→ **What to do**
Count lines, not occurrences: give the number of lines holding the word "是指工程师根据第", and nothing besides.

→ **Lines of data**
[Begin]
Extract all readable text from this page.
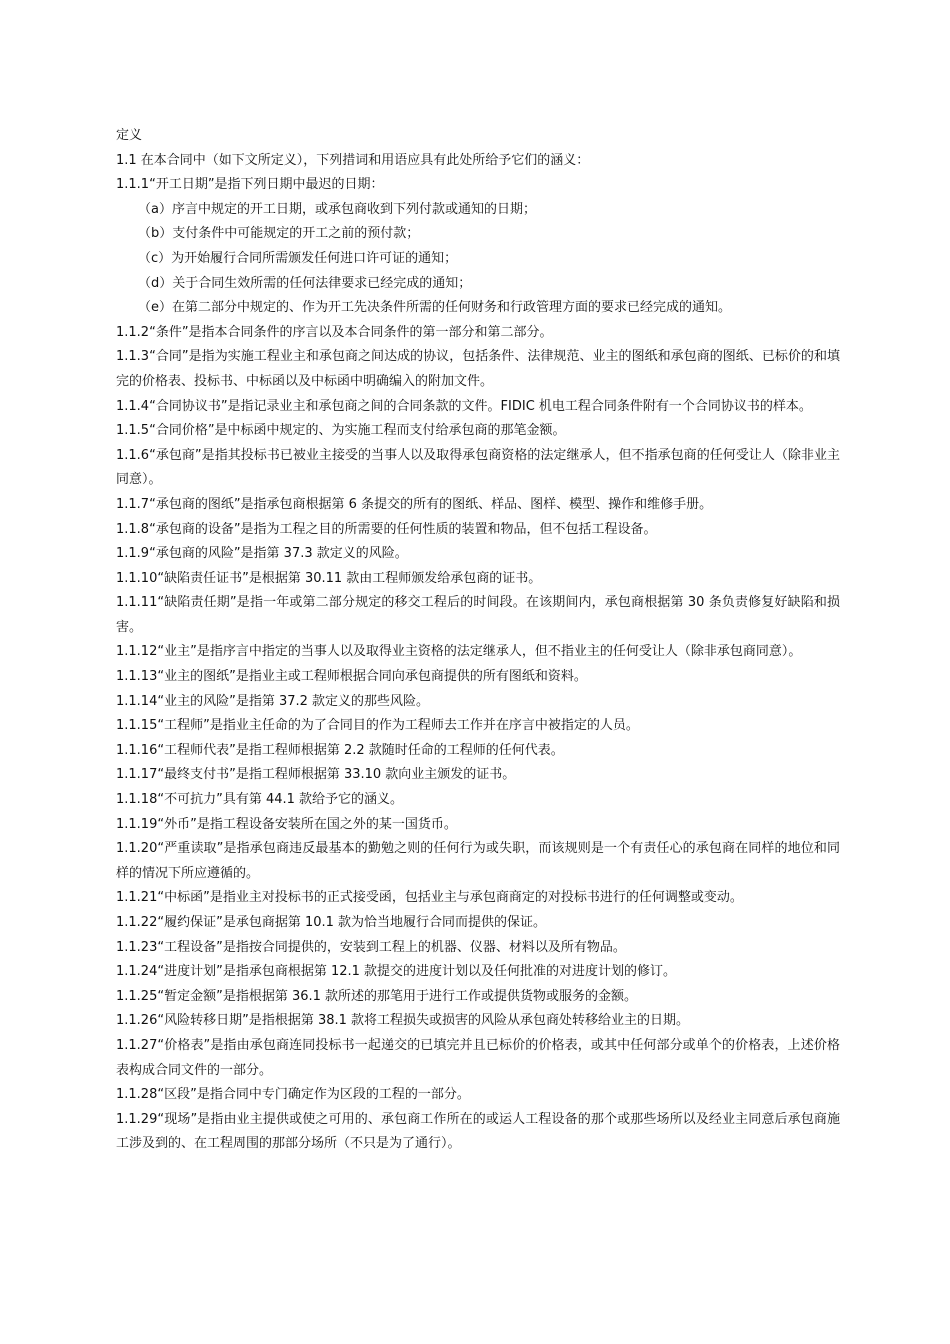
定义
1.1 在本合同中（如下文所定义），下列措词和用语应具有此处所给予它们的涵义：
1.1.1“开工日期”是指下列日期中最迟的日期：
（a）序言中规定的开工日期，或承包商收到下列付款或通知的日期；
（b）支付条件中可能规定的开工之前的预付款；
（c）为开始履行合同所需颁发任何进口许可证的通知；
（d）关于合同生效所需的任何法律要求已经完成的通知；
（e）在第二部分中规定的、作为开工先决条件所需的任何财务和行政管理方面的要求已经完成的通知。
1.1.2“条件”是指本合同条件的序言以及本合同条件的第一部分和第二部分。
1.1.3“合同”是指为实施工程业主和承包商之间达成的协议，包括条件、法律规范、业主的图纸和承包商的图纸、已标价的和填完的价格表、投标书、中标函以及中标函中明确编入的附加文件。
1.1.4“合同协议书”是指记录业主和承包商之间的合同条款的文件。FIDIC 机电工程合同条件附有一个合同协议书的样本。
1.1.5“合同价格”是中标函中规定的、为实施工程而支付给承包商的那笔金额。
1.1.6“承包商”是指其投标书已被业主接受的当事人以及取得承包商资格的法定继承人，但不指承包商的任何受让人（除非业主同意）。
1.1.7“承包商的图纸”是指承包商根据第 6 条提交的所有的图纸、样品、图样、模型、操作和维修手册。
1.1.8“承包商的设备”是指为工程之目的所需要的任何性质的装置和物品，但不包括工程设备。
1.1.9“承包商的风险”是指第 37.3 款定义的风险。
1.1.10“缺陷责任证书”是根据第 30.11 款由工程师颁发给承包商的证书。
1.1.11“缺陷责任期”是指一年或第二部分规定的移交工程后的时间段。在该期间内，承包商根据第 30 条负责修复好缺陷和损害。
1.1.12“业主”是指序言中指定的当事人以及取得业主资格的法定继承人，但不指业主的任何受让人（除非承包商同意）。
1.1.13“业主的图纸”是指业主或工程师根据合同向承包商提供的所有图纸和资料。
1.1.14“业主的风险”是指第 37.2 款定义的那些风险。
1.1.15“工程师”是指业主任命的为了合同目的作为工程师去工作并在序言中被指定的人员。
1.1.16“工程师代表”是指工程师根据第 2.2 款随时任命的工程师的任何代表。
1.1.17“最终支付书”是指工程师根据第 33.10 款向业主颁发的证书。
1.1.18“不可抗力”具有第 44.1 款给予它的涵义。
1.1.19“外币”是指工程设备安装所在国之外的某一国货币。
1.1.20“严重读取”是指承包商违反最基本的勤勉之则的任何行为或失职，而该规则是一个有责任心的承包商在同样的地位和同样的情况下所应遵循的。
1.1.21“中标函”是指业主对投标书的正式接受函，包括业主与承包商商定的对投标书进行的任何调整或变动。
1.1.22“履约保证”是承包商据第 10.1 款为恰当地履行合同而提供的保证。
1.1.23“工程设备”是指按合同提供的，安装到工程上的机器、仪器、材料以及所有物品。
1.1.24“进度计划”是指承包商根据第 12.1 款提交的进度计划以及任何批准的对进度计划的修订。
1.1.25“暂定金额”是指根据第 36.1 款所述的那笔用于进行工作或提供货物或服务的金额。
1.1.26“风险转移日期”是指根据第 38.1 款将工程损失或损害的风险从承包商处转移给业主的日期。
1.1.27“价格表”是指由承包商连同投标书一起递交的已填完并且已标价的价格表，或其中任何部分或单个的价格表，上述价格表构成合同文件的一部分。
1.1.28“区段”是指合同中专门确定作为区段的工程的一部分。
1.1.29“现场”是指由业主提供或使之可用的、承包商工作所在的或运人工程设备的那个或那些场所以及经业主同意后承包商施工涉及到的、在工程周围的那部分场所（不只是为了通行）。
[End]
→ **Task response**
2